[Dataset items]
--- start ---

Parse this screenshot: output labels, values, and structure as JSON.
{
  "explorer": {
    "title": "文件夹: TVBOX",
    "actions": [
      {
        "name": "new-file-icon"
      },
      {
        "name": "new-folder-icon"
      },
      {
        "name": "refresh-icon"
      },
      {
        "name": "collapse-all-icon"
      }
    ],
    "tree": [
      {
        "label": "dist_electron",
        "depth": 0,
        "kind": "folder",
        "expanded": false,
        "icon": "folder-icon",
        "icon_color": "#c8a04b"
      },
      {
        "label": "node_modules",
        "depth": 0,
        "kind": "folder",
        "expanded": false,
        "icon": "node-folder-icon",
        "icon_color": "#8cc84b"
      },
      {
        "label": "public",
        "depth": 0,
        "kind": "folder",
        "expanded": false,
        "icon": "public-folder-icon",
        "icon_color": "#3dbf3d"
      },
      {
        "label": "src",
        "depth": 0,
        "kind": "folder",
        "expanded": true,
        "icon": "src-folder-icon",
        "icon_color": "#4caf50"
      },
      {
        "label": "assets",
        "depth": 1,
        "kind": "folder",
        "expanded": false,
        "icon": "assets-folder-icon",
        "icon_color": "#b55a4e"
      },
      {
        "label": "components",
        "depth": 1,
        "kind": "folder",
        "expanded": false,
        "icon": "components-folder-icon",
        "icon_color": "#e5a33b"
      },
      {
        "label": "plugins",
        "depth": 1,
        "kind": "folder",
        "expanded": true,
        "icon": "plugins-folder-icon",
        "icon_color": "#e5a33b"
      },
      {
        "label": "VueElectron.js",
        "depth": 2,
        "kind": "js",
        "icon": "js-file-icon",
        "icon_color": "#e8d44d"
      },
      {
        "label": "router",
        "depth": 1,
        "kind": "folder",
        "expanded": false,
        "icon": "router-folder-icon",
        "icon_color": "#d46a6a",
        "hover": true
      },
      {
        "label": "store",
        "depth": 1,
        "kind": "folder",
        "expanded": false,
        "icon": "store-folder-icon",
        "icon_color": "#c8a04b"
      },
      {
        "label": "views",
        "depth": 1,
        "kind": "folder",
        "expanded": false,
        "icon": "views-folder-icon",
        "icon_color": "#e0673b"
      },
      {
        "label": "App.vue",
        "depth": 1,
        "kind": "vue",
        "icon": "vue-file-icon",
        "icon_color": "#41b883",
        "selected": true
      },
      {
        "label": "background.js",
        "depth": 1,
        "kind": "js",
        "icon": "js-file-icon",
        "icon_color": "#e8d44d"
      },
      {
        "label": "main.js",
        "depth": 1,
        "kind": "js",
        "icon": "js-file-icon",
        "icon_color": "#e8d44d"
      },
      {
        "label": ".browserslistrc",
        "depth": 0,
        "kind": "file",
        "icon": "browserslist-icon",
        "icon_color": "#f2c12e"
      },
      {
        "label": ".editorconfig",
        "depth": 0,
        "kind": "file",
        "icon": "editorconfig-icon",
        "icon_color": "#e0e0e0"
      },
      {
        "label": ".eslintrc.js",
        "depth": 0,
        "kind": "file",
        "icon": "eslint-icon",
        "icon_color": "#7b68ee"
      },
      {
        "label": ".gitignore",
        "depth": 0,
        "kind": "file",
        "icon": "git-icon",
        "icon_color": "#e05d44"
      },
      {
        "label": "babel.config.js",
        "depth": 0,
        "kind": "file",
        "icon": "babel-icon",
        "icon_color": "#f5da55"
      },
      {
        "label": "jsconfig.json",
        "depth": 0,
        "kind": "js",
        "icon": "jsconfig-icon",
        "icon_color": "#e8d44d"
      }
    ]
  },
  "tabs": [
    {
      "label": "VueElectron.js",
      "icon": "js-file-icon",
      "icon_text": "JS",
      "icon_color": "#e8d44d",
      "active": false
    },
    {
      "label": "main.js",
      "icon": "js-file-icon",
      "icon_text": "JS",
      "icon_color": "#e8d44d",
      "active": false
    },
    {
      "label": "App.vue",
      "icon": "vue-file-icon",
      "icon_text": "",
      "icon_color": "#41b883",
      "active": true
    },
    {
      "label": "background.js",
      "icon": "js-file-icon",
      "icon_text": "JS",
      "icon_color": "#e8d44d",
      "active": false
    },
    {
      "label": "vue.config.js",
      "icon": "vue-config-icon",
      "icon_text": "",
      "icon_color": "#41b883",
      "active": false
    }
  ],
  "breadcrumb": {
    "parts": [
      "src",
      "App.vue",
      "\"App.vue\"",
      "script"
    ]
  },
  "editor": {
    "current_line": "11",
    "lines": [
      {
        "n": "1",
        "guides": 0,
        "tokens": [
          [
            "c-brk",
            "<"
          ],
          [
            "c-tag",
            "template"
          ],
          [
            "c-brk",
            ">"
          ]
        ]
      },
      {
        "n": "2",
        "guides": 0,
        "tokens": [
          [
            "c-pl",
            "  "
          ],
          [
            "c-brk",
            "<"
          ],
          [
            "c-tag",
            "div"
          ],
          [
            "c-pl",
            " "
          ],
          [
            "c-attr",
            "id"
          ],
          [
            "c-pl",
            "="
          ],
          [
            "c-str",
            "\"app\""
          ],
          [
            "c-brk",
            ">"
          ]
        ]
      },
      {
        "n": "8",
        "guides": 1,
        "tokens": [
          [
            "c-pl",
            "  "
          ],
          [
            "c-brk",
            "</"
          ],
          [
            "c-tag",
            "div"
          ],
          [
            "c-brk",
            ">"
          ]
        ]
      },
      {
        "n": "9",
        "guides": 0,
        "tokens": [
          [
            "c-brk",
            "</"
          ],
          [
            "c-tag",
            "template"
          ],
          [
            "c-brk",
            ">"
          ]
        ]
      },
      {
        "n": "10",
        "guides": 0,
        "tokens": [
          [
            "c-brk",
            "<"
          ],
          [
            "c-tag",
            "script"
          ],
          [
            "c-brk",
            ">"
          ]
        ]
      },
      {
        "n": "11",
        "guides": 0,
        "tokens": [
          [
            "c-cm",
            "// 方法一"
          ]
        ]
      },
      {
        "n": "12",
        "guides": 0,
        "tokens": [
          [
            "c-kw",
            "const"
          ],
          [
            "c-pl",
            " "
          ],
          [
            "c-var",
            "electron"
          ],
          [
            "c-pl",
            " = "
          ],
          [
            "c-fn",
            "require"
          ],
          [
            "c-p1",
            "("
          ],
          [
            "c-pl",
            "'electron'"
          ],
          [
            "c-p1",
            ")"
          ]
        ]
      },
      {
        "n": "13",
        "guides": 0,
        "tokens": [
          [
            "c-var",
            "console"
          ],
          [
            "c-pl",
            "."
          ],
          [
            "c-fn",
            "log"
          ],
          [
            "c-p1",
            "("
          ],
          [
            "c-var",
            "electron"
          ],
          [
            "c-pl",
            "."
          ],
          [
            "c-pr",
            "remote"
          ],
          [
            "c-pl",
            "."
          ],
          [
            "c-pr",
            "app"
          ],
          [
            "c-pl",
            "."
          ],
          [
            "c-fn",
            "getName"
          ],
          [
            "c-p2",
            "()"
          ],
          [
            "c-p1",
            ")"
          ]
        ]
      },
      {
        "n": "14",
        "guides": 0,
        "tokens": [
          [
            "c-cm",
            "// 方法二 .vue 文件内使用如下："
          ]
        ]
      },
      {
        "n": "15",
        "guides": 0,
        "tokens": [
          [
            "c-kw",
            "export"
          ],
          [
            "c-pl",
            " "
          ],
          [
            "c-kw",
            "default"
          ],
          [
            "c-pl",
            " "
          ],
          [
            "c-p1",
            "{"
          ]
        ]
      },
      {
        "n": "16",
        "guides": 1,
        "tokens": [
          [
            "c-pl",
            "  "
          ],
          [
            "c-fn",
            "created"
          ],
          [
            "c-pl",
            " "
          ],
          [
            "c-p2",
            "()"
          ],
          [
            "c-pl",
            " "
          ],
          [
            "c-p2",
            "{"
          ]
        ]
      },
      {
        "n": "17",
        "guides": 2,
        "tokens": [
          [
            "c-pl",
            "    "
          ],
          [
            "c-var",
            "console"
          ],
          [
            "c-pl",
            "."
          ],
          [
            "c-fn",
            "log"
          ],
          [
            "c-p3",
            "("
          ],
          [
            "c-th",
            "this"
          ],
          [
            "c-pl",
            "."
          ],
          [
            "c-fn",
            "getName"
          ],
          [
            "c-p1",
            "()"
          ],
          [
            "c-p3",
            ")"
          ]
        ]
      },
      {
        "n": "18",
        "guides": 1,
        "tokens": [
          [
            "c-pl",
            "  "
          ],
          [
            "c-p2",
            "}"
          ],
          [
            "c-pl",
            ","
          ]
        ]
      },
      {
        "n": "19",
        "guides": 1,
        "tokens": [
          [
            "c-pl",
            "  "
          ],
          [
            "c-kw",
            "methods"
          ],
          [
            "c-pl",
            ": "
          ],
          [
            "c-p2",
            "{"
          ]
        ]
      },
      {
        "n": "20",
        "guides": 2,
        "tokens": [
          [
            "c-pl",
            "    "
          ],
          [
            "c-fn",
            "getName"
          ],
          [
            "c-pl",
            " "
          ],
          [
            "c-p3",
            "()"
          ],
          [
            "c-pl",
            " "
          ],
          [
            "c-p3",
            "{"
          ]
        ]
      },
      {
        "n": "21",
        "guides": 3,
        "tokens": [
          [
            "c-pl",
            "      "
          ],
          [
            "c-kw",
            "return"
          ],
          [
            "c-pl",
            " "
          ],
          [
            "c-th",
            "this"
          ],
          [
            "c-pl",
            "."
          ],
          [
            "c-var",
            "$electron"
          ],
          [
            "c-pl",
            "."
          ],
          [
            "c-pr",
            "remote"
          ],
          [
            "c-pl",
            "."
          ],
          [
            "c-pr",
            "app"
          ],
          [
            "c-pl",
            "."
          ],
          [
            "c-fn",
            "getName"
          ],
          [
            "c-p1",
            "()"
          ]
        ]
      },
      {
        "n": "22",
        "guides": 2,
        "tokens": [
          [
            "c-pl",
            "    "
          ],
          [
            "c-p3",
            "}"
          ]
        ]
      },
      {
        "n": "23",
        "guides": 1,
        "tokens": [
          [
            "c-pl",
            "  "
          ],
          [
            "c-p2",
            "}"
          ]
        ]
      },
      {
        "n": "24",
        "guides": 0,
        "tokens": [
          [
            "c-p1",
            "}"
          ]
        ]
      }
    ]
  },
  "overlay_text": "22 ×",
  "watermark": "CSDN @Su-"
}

--- end ---

**What you need to do:** Only lines holding the string "VueElectron" are wanted; gather each one from the entries above.

**Response to this exercise:**
        "label": "VueElectron.js",
      "label": "VueElectron.js",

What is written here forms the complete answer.